Dataset records
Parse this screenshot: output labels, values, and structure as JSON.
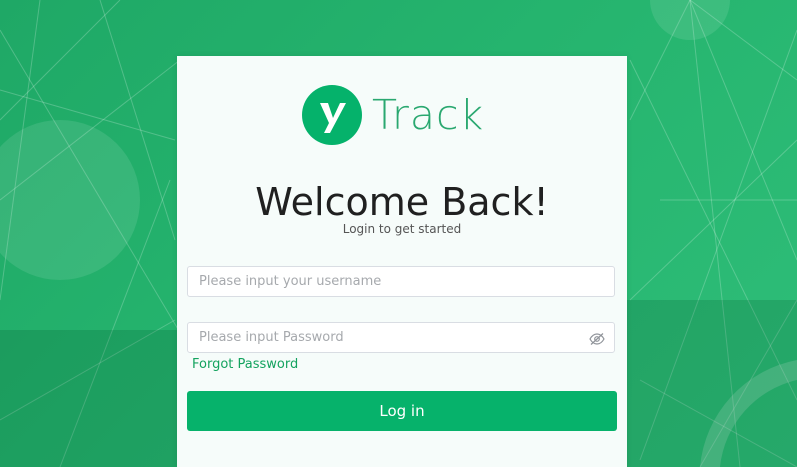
{
  "brand": {
    "name": "Track",
    "logo_icon": "y-logo-icon",
    "accent": "#05b26b"
  },
  "login": {
    "title": "Welcome Back!",
    "subtitle": "Login to get started",
    "username_placeholder": "Please input your username",
    "password_placeholder": "Please input Password",
    "password_toggle_icon": "eye-slash-icon",
    "forgot_label": "Forgot Password",
    "login_label": "Log in"
  },
  "colors": {
    "background": "#25b46e",
    "card": "#f6fcfa",
    "button": "#06b26b",
    "link": "#14a35f"
  }
}
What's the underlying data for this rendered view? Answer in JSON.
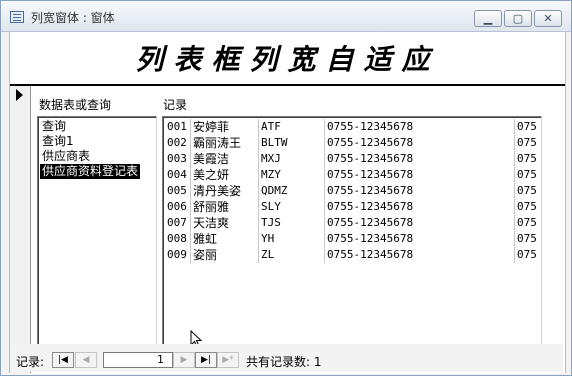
{
  "window": {
    "title": "列宽窗体 : 窗体"
  },
  "form": {
    "header_title": "列表框列宽自适应",
    "left_label": "数据表或查询",
    "right_label": "记录"
  },
  "source_list": {
    "items": [
      "查询",
      "查询1",
      "供应商表",
      "供应商资料登记表"
    ],
    "selected_index": 3
  },
  "records": [
    {
      "id": "001",
      "name": "安婷菲",
      "code": "ATF",
      "phone": "0755-12345678",
      "extra": "075"
    },
    {
      "id": "002",
      "name": "霸丽涛王",
      "code": "BLTW",
      "phone": "0755-12345678",
      "extra": "075"
    },
    {
      "id": "003",
      "name": "美霞洁",
      "code": "MXJ",
      "phone": "0755-12345678",
      "extra": "075"
    },
    {
      "id": "004",
      "name": "美之妍",
      "code": "MZY",
      "phone": "0755-12345678",
      "extra": "075"
    },
    {
      "id": "005",
      "name": "清丹美姿",
      "code": "QDMZ",
      "phone": "0755-12345678",
      "extra": "075"
    },
    {
      "id": "006",
      "name": "舒丽雅",
      "code": "SLY",
      "phone": "0755-12345678",
      "extra": "075"
    },
    {
      "id": "007",
      "name": "天洁爽",
      "code": "TJS",
      "phone": "0755-12345678",
      "extra": "075"
    },
    {
      "id": "008",
      "name": "雅虹",
      "code": "YH",
      "phone": "0755-12345678",
      "extra": "075"
    },
    {
      "id": "009",
      "name": "姿丽",
      "code": "ZL",
      "phone": "0755-12345678",
      "extra": "075"
    }
  ],
  "navigation": {
    "label": "记录:",
    "current": "1",
    "total_text": "共有记录数: 1"
  },
  "icons": {
    "minimize": "minimize-icon",
    "maximize": "maximize-icon",
    "close": "close-icon",
    "first": "first-record-icon",
    "prev": "previous-record-icon",
    "next": "next-record-icon",
    "last": "last-record-icon",
    "new": "new-record-icon"
  },
  "colors": {
    "selection": "#000000",
    "selection_text": "#ffffff"
  }
}
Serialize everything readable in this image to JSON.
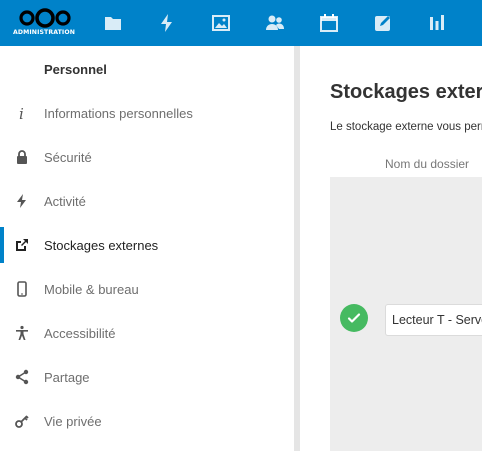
{
  "header": {
    "logo_text": "ADMINISTRATION",
    "brand_color": "#0082c9",
    "apps": [
      {
        "name": "files-icon"
      },
      {
        "name": "activity-icon"
      },
      {
        "name": "photos-icon"
      },
      {
        "name": "contacts-icon"
      },
      {
        "name": "calendar-icon"
      },
      {
        "name": "notes-icon"
      },
      {
        "name": "dashboard-icon"
      }
    ]
  },
  "sidebar": {
    "heading": "Personnel",
    "items": [
      {
        "label": "Informations personnelles",
        "icon": "info-icon"
      },
      {
        "label": "Sécurité",
        "icon": "lock-icon"
      },
      {
        "label": "Activité",
        "icon": "lightning-icon"
      },
      {
        "label": "Stockages externes",
        "icon": "external-link-icon",
        "active": true
      },
      {
        "label": "Mobile & bureau",
        "icon": "phone-icon"
      },
      {
        "label": "Accessibilité",
        "icon": "accessibility-icon"
      },
      {
        "label": "Partage",
        "icon": "share-icon"
      },
      {
        "label": "Vie privée",
        "icon": "key-icon"
      }
    ]
  },
  "main": {
    "title": "Stockages externes",
    "description": "Le stockage externe vous permet",
    "column_header": "Nom du dossier",
    "folder_value": "Lecteur T - Serveur",
    "status_color": "#46ba61"
  }
}
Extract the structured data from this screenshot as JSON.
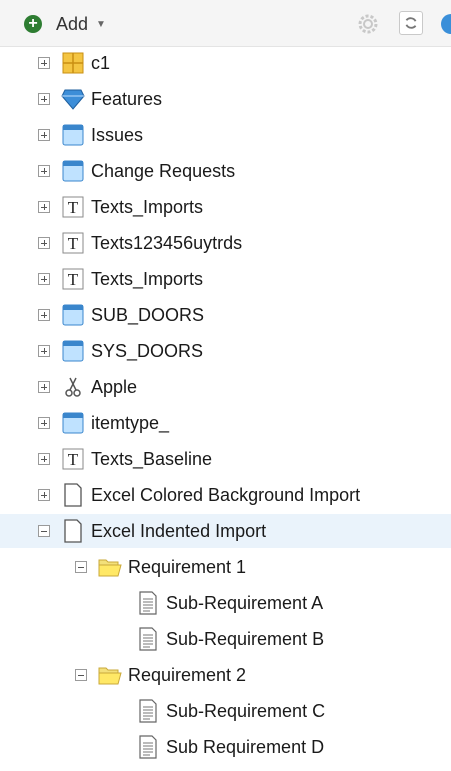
{
  "toolbar": {
    "add_label": "Add",
    "add_icon": "add-circle-icon",
    "caret_icon": "caret-down-icon",
    "settings_icon": "gear-icon",
    "refresh_icon": "refresh-icon",
    "accent_color": "#2e7d32"
  },
  "tree": {
    "items": [
      {
        "label": "c1",
        "icon": "grid-icon",
        "expanded": false
      },
      {
        "label": "Features",
        "icon": "diamond-icon",
        "expanded": false
      },
      {
        "label": "Issues",
        "icon": "window-icon",
        "expanded": false
      },
      {
        "label": "Change Requests",
        "icon": "window-icon",
        "expanded": false
      },
      {
        "label": "Texts_Imports",
        "icon": "text-icon",
        "expanded": false
      },
      {
        "label": "Texts123456uytrds",
        "icon": "text-icon",
        "expanded": false
      },
      {
        "label": "Texts_Imports",
        "icon": "text-icon",
        "expanded": false
      },
      {
        "label": "SUB_DOORS",
        "icon": "window-icon",
        "expanded": false
      },
      {
        "label": "SYS_DOORS",
        "icon": "window-icon",
        "expanded": false
      },
      {
        "label": "Apple",
        "icon": "scissors-icon",
        "expanded": false
      },
      {
        "label": "itemtype_",
        "icon": "window-icon",
        "expanded": false
      },
      {
        "label": "Texts_Baseline",
        "icon": "text-icon",
        "expanded": false
      },
      {
        "label": "Excel Colored Background Import",
        "icon": "document-icon",
        "expanded": false
      },
      {
        "label": "Excel Indented Import",
        "icon": "document-icon",
        "expanded": true,
        "selected": true,
        "children": [
          {
            "label": "Requirement 1",
            "icon": "folder-open-icon",
            "expanded": true,
            "children": [
              {
                "label": "Sub-Requirement A",
                "icon": "text-document-icon"
              },
              {
                "label": "Sub-Requirement B",
                "icon": "text-document-icon"
              }
            ]
          },
          {
            "label": "Requirement 2",
            "icon": "folder-open-icon",
            "expanded": true,
            "children": [
              {
                "label": "Sub-Requirement C",
                "icon": "text-document-icon"
              },
              {
                "label": "Sub Requirement D",
                "icon": "text-document-icon"
              }
            ]
          }
        ]
      }
    ]
  }
}
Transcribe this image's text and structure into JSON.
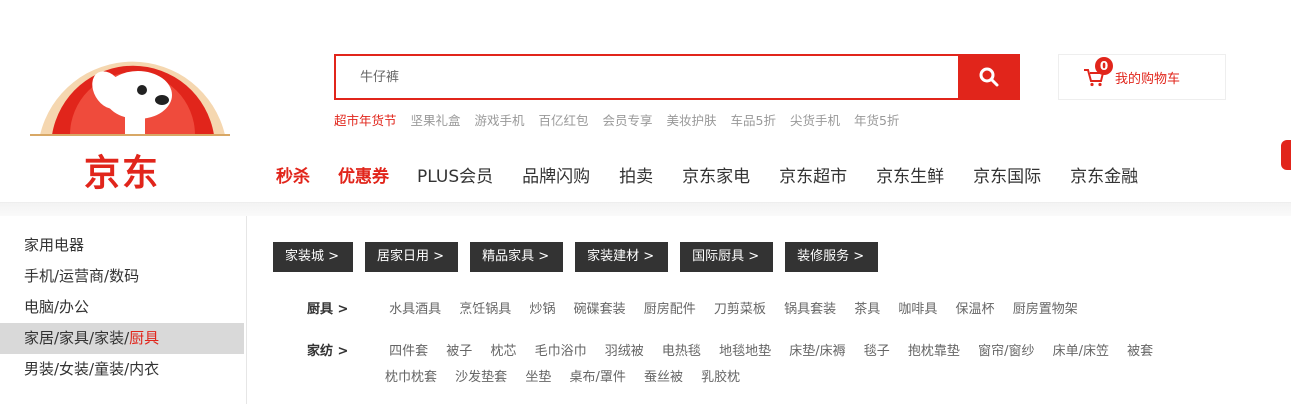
{
  "logo": {
    "text": "京东"
  },
  "search": {
    "placeholder": "牛仔裤"
  },
  "hotwords": [
    "超市年货节",
    "坚果礼盒",
    "游戏手机",
    "百亿红包",
    "会员专享",
    "美妆护肤",
    "车品5折",
    "尖货手机",
    "年货5折"
  ],
  "cart": {
    "count": "0",
    "label": "我的购物车"
  },
  "nav": [
    "秒杀",
    "优惠券",
    "PLUS会员",
    "品牌闪购",
    "拍卖",
    "京东家电",
    "京东超市",
    "京东生鲜",
    "京东国际",
    "京东金融"
  ],
  "categories": [
    {
      "label": "家用电器"
    },
    {
      "label": "手机/运营商/数码"
    },
    {
      "label": "电脑/办公"
    },
    {
      "label": "家居/家具/家装/",
      "highlight": "厨具"
    },
    {
      "label": "男装/女装/童装/内衣"
    }
  ],
  "panel": {
    "tags": [
      "家装城 >",
      "居家日用 >",
      "精品家具 >",
      "家装建材 >",
      "国际厨具 >",
      "装修服务 >"
    ],
    "rows": [
      {
        "head": "厨具 >",
        "items": [
          "水具酒具",
          "烹饪锅具",
          "炒锅",
          "碗碟套装",
          "厨房配件",
          "刀剪菜板",
          "锅具套装",
          "茶具",
          "咖啡具",
          "保温杯",
          "厨房置物架"
        ]
      },
      {
        "head": "家纺 >",
        "items": [
          "四件套",
          "被子",
          "枕芯",
          "毛巾浴巾",
          "羽绒被",
          "电热毯",
          "地毯地垫",
          "床垫/床褥",
          "毯子",
          "抱枕靠垫",
          "窗帘/窗纱",
          "床单/床笠",
          "被套"
        ],
        "items2": [
          "枕巾枕套",
          "沙发垫套",
          "坐垫",
          "桌布/罩件",
          "蚕丝被",
          "乳胶枕"
        ]
      }
    ]
  },
  "colors": {
    "brand": "#e1251b",
    "tag_bg": "#333333"
  }
}
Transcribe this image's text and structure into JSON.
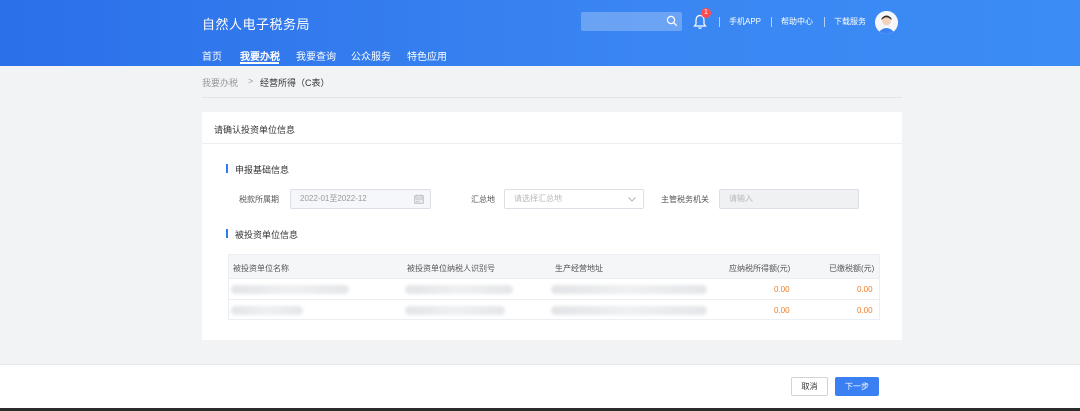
{
  "header": {
    "app_title": "自然人电子税务局",
    "notification_count": "1",
    "links": [
      "手机APP",
      "帮助中心",
      "下载服务"
    ],
    "nav": [
      "首页",
      "我要办税",
      "我要查询",
      "公众服务",
      "特色应用"
    ],
    "active_nav": "我要办税"
  },
  "breadcrumb": {
    "parent": "我要办税",
    "separator": ">",
    "current": "经营所得（C表）"
  },
  "card": {
    "title": "请确认投资单位信息",
    "basic_section": {
      "title": "申报基础信息",
      "period_label": "税款所属期",
      "period_value": "2022-01至2022-12",
      "location_label": "汇总地",
      "location_placeholder": "请选择汇总地",
      "authority_label": "主管税务机关",
      "authority_placeholder": "请输入"
    },
    "invest_section": {
      "title": "被投资单位信息",
      "columns": [
        "被投资单位名称",
        "被投资单位纳税人识别号",
        "生产经营地址",
        "应纳税所得额(元)",
        "已缴税额(元)"
      ],
      "rows": [
        {
          "taxable_income": "0.00",
          "tax_paid": "0.00"
        },
        {
          "taxable_income": "0.00",
          "tax_paid": "0.00"
        }
      ]
    }
  },
  "footer": {
    "cancel_label": "取消",
    "next_label": "下一步"
  },
  "colors": {
    "brand_blue": "#2f7bf0",
    "amount_orange": "#f07b25"
  },
  "icons": [
    "search-icon",
    "bell-icon",
    "user-avatar",
    "calendar-icon",
    "chevron-down-icon"
  ]
}
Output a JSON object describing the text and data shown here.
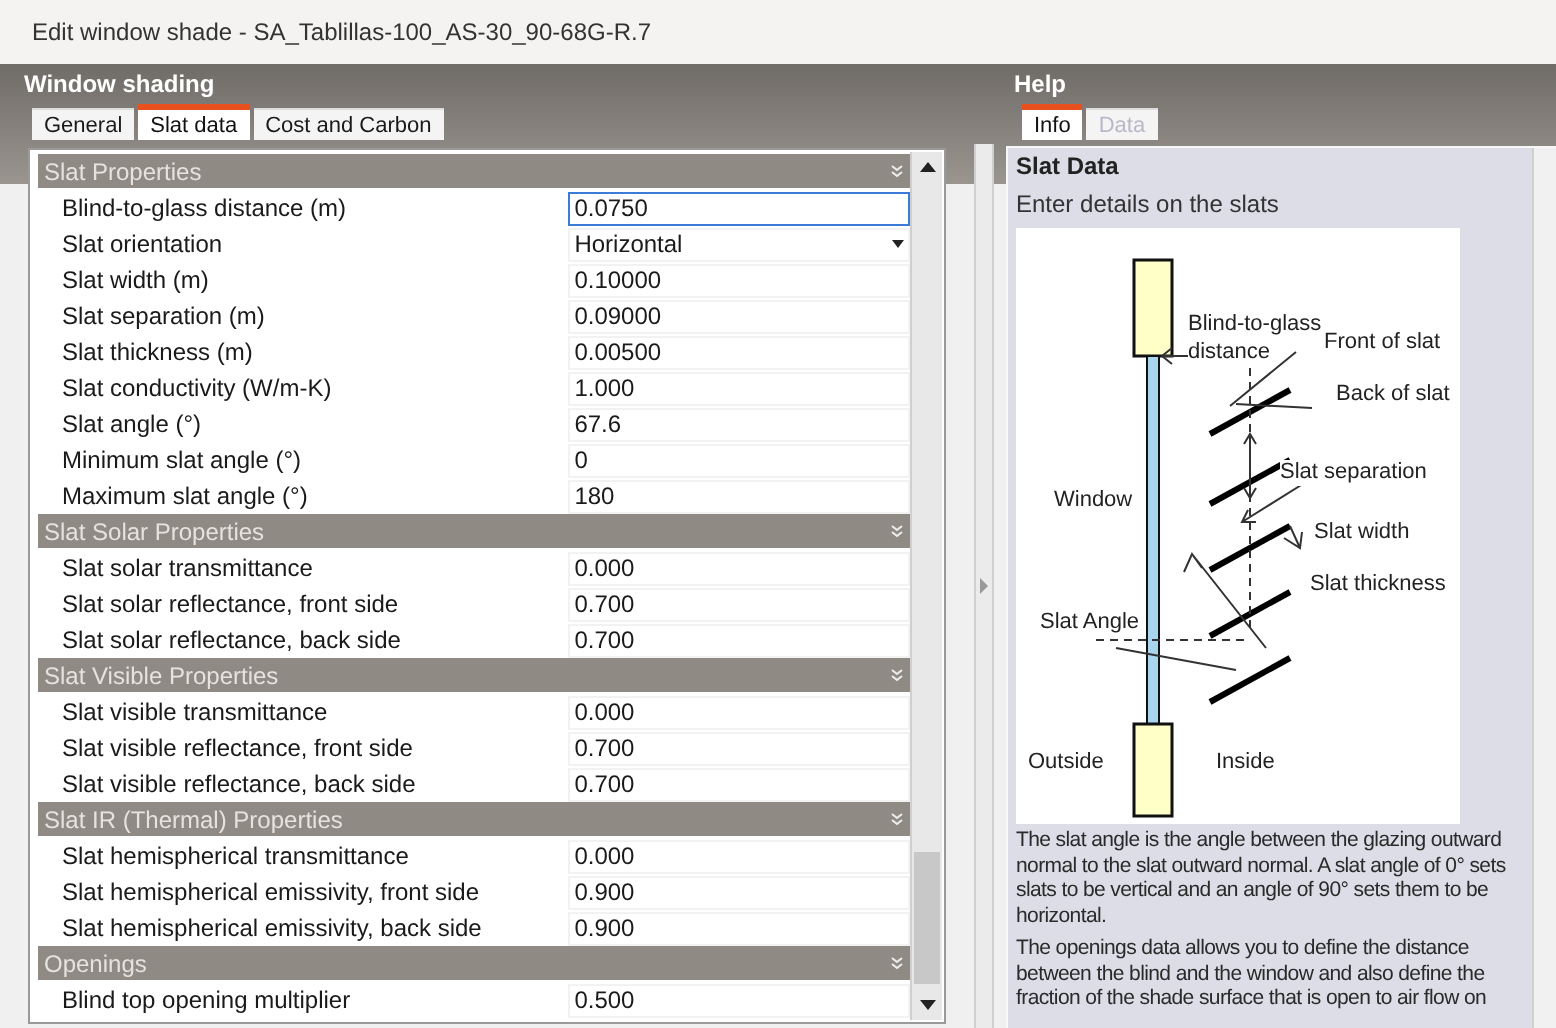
{
  "window": {
    "title": "Edit window shade - SA_Tablillas-100_AS-30_90-68G-R.7"
  },
  "left_panel": {
    "title": "Window shading",
    "tabs": [
      {
        "label": "General",
        "selected": false
      },
      {
        "label": "Slat data",
        "selected": true
      },
      {
        "label": "Cost and Carbon",
        "selected": false
      }
    ],
    "sections": [
      {
        "title": "Slat Properties",
        "rows": [
          {
            "label": "Blind-to-glass distance (m)",
            "value": "0.0750",
            "kind": "text",
            "focused": true
          },
          {
            "label": "Slat orientation",
            "value": "Horizontal",
            "kind": "dropdown",
            "focused": false
          },
          {
            "label": "Slat width (m)",
            "value": "0.10000",
            "kind": "text",
            "focused": false
          },
          {
            "label": "Slat separation (m)",
            "value": "0.09000",
            "kind": "text",
            "focused": false
          },
          {
            "label": "Slat thickness (m)",
            "value": "0.00500",
            "kind": "text",
            "focused": false
          },
          {
            "label": "Slat conductivity (W/m-K)",
            "value": "1.000",
            "kind": "text",
            "focused": false
          },
          {
            "label": "Slat angle (°)",
            "value": "67.6",
            "kind": "text",
            "focused": false
          },
          {
            "label": "Minimum slat angle (°)",
            "value": "0",
            "kind": "text",
            "focused": false
          },
          {
            "label": "Maximum slat angle (°)",
            "value": "180",
            "kind": "text",
            "focused": false
          }
        ]
      },
      {
        "title": "Slat Solar Properties",
        "rows": [
          {
            "label": "Slat solar transmittance",
            "value": "0.000",
            "kind": "text",
            "focused": false
          },
          {
            "label": "Slat solar reflectance, front side",
            "value": "0.700",
            "kind": "text",
            "focused": false
          },
          {
            "label": "Slat solar reflectance, back side",
            "value": "0.700",
            "kind": "text",
            "focused": false
          }
        ]
      },
      {
        "title": "Slat Visible Properties",
        "rows": [
          {
            "label": "Slat visible transmittance",
            "value": "0.000",
            "kind": "text",
            "focused": false
          },
          {
            "label": "Slat visible reflectance, front side",
            "value": "0.700",
            "kind": "text",
            "focused": false
          },
          {
            "label": "Slat visible reflectance, back side",
            "value": "0.700",
            "kind": "text",
            "focused": false
          }
        ]
      },
      {
        "title": "Slat IR (Thermal) Properties",
        "rows": [
          {
            "label": "Slat hemispherical transmittance",
            "value": "0.000",
            "kind": "text",
            "focused": false
          },
          {
            "label": "Slat hemispherical emissivity, front side",
            "value": "0.900",
            "kind": "text",
            "focused": false
          },
          {
            "label": "Slat hemispherical emissivity, back side",
            "value": "0.900",
            "kind": "text",
            "focused": false
          }
        ]
      },
      {
        "title": "Openings",
        "rows": [
          {
            "label": "Blind top opening multiplier",
            "value": "0.500",
            "kind": "text",
            "focused": false
          }
        ]
      }
    ]
  },
  "help_panel": {
    "title": "Help",
    "tabs": [
      {
        "label": "Info",
        "selected": true,
        "disabled": false
      },
      {
        "label": "Data",
        "selected": false,
        "disabled": true
      }
    ],
    "heading": "Slat Data",
    "intro": "Enter details on the slats",
    "diagram_labels": [
      "Blind-to-glass",
      "distance",
      "Front of slat",
      "Back of slat",
      "Slat separation",
      "Window",
      "Slat width",
      "Slat thickness",
      "Slat Angle",
      "Outside",
      "Inside"
    ],
    "paragraphs": [
      "The slat angle is the angle between the glazing outward normal to the slat outward normal.  A slat angle of 0° sets slats to be vertical and an angle of 90° sets them to be horizontal.",
      "The openings data allows you to define the distance between the blind and the window and also define the fraction of the shade surface that is open to air flow on"
    ]
  }
}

- [Exercise]
Show every line where the string "externes" appears.

- [Answer to this problem]
        "label": "Stockages externes",
    "title": "Stockages externes",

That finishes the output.